# start of Data supplied

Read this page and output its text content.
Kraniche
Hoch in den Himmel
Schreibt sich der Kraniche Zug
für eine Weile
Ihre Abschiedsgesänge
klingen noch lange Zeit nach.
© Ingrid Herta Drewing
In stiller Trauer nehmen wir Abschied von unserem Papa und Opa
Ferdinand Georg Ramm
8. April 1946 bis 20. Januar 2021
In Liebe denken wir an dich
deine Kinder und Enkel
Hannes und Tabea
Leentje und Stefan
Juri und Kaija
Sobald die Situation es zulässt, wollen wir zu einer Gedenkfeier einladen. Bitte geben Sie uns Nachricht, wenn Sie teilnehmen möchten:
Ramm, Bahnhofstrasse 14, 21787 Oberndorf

# end of Data supplied
# start of Data supplied

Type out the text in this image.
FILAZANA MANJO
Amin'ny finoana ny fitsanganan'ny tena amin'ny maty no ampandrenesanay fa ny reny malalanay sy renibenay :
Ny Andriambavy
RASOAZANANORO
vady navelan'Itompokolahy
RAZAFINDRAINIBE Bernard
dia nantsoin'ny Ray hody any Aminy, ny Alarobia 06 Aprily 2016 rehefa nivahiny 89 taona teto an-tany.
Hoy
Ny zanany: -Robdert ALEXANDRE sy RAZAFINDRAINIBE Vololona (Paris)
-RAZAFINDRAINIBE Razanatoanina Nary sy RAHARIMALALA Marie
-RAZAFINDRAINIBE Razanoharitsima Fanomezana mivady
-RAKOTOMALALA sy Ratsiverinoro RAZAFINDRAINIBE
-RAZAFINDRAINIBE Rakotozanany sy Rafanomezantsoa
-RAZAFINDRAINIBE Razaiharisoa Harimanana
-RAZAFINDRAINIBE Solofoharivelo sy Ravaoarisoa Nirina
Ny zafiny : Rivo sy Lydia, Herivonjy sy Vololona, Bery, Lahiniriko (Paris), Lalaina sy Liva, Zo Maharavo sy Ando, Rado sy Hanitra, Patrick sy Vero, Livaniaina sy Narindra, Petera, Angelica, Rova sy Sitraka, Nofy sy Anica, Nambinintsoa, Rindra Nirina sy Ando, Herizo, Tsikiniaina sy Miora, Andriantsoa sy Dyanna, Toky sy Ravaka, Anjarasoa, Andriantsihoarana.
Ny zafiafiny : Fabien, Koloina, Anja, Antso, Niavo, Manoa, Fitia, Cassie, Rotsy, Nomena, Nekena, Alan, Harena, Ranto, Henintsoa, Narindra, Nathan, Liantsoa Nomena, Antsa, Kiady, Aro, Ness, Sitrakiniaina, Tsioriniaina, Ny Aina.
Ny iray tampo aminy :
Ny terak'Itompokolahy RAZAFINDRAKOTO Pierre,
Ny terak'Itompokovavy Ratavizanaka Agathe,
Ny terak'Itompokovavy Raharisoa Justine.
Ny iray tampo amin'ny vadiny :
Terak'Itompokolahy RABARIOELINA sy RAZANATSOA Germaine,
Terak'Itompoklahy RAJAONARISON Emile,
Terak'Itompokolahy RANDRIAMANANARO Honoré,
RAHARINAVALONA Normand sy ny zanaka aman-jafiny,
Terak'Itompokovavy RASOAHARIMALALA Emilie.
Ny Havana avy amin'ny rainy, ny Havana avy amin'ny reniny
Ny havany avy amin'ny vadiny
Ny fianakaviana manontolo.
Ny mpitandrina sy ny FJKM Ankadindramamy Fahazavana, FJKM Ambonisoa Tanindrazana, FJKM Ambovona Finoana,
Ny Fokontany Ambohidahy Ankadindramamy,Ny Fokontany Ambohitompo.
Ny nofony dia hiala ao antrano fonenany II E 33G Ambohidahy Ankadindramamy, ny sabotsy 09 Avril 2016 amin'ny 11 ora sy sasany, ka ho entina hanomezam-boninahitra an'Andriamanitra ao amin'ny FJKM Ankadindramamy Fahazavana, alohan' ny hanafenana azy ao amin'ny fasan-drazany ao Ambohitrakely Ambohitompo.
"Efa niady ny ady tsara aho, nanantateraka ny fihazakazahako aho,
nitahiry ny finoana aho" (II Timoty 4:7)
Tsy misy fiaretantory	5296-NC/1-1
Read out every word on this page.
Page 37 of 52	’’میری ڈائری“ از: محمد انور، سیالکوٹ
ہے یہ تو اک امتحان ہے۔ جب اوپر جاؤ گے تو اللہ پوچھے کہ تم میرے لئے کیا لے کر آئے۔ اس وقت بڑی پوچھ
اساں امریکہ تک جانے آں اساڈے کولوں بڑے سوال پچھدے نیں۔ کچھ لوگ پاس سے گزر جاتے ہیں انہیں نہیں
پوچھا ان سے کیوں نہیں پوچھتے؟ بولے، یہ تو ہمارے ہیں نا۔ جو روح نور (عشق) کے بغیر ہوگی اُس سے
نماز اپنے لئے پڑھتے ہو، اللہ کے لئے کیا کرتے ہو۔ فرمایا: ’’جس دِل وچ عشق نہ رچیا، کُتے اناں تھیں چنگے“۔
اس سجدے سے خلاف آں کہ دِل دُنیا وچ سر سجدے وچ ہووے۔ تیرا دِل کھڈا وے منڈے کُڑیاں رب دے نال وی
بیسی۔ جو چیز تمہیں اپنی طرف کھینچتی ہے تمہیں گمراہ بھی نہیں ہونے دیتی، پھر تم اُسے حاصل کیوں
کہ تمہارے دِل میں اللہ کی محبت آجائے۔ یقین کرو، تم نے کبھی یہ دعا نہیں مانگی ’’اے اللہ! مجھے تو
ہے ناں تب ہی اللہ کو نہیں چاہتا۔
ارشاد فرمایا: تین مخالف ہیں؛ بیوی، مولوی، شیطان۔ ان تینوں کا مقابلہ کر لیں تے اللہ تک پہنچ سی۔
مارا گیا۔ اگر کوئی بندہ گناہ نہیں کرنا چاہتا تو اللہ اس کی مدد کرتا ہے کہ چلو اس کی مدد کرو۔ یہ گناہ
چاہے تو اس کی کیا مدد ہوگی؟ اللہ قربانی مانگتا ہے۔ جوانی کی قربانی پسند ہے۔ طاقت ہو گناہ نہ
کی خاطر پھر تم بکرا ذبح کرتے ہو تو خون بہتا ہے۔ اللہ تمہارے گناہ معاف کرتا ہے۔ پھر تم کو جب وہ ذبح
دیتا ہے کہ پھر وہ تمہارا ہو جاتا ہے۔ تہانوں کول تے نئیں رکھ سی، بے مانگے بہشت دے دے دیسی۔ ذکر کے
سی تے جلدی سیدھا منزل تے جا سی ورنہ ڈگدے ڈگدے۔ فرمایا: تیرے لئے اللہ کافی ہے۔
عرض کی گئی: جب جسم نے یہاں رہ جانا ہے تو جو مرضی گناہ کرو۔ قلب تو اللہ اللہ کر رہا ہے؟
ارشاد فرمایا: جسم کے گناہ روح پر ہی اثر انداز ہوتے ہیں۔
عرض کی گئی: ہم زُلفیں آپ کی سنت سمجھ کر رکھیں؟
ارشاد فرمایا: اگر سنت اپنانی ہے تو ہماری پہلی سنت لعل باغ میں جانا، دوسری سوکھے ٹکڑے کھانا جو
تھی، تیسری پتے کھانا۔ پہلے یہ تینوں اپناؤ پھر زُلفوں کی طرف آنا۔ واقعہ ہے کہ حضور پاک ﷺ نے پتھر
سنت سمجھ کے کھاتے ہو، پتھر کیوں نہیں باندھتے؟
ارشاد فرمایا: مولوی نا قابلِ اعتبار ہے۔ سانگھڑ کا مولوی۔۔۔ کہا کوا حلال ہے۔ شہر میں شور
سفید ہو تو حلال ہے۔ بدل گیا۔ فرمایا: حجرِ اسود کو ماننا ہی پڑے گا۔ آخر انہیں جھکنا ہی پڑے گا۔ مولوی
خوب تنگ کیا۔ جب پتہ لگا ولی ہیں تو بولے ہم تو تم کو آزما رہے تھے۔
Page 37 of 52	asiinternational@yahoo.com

# end of Data supplied
# start of Data supplied

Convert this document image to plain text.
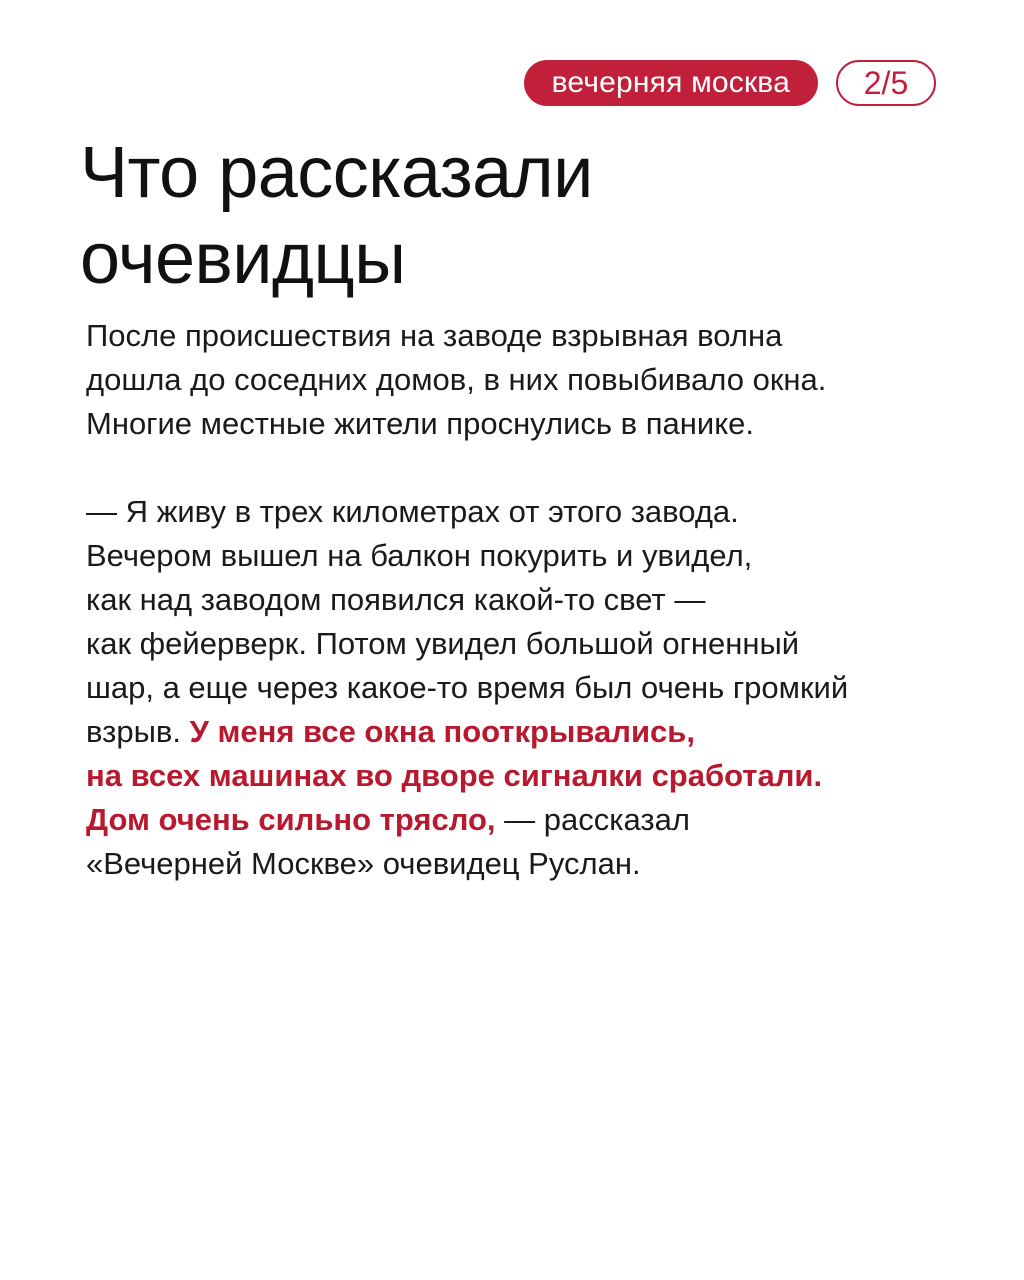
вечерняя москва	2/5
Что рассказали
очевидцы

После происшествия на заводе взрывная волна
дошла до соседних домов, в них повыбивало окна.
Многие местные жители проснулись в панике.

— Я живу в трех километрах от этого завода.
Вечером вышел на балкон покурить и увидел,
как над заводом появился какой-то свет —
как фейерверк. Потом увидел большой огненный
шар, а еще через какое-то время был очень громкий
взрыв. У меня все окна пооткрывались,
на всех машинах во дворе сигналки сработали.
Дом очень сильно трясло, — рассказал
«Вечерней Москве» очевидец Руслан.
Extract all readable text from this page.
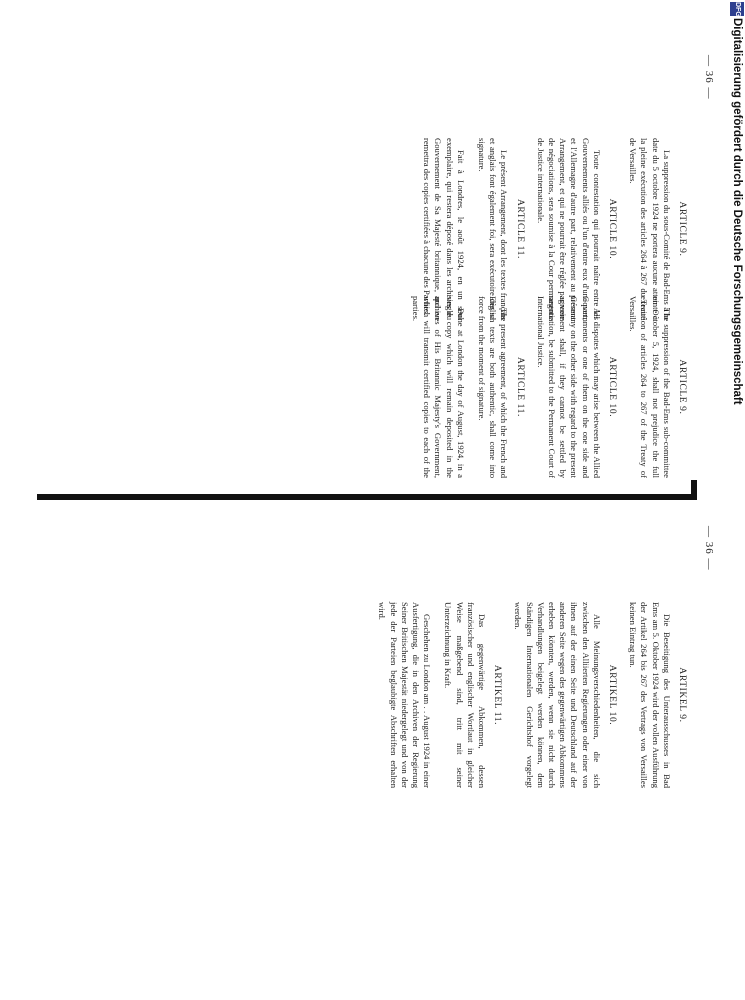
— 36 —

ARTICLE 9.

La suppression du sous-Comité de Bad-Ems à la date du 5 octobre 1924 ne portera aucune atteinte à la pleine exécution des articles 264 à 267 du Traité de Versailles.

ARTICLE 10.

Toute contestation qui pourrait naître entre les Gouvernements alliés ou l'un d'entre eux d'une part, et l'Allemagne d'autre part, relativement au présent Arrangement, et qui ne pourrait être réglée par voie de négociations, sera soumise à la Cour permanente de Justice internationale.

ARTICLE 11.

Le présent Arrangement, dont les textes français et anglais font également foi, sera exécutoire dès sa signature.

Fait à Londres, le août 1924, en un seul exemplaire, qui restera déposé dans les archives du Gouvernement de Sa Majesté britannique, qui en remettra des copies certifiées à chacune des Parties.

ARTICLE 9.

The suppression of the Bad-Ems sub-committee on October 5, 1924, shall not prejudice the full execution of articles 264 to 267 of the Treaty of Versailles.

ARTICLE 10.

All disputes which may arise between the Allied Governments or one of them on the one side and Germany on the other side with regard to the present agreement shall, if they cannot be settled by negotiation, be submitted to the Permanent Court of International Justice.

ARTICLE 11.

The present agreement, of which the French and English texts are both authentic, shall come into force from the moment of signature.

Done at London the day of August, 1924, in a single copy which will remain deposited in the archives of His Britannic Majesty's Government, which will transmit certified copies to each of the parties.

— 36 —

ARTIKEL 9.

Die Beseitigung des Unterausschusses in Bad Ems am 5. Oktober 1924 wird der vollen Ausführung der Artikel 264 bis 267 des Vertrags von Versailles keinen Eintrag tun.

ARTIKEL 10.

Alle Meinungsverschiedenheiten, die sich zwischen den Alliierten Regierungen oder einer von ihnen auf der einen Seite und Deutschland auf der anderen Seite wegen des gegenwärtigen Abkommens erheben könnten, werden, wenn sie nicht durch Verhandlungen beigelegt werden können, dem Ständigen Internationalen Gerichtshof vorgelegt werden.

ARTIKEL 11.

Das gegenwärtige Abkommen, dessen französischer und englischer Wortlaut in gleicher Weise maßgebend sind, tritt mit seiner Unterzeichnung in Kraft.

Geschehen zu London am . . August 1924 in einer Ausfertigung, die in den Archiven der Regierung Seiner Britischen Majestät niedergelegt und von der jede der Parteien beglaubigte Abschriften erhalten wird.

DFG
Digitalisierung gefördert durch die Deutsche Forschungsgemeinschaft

# end of Data supplied

- _What you will do_: For this exercise, gather every line of the data that contains the word "vadiny".

- _Output of the task_:
Ny iray tampo amin'ny vadiny :
Ny havany avy amin'ny vadiny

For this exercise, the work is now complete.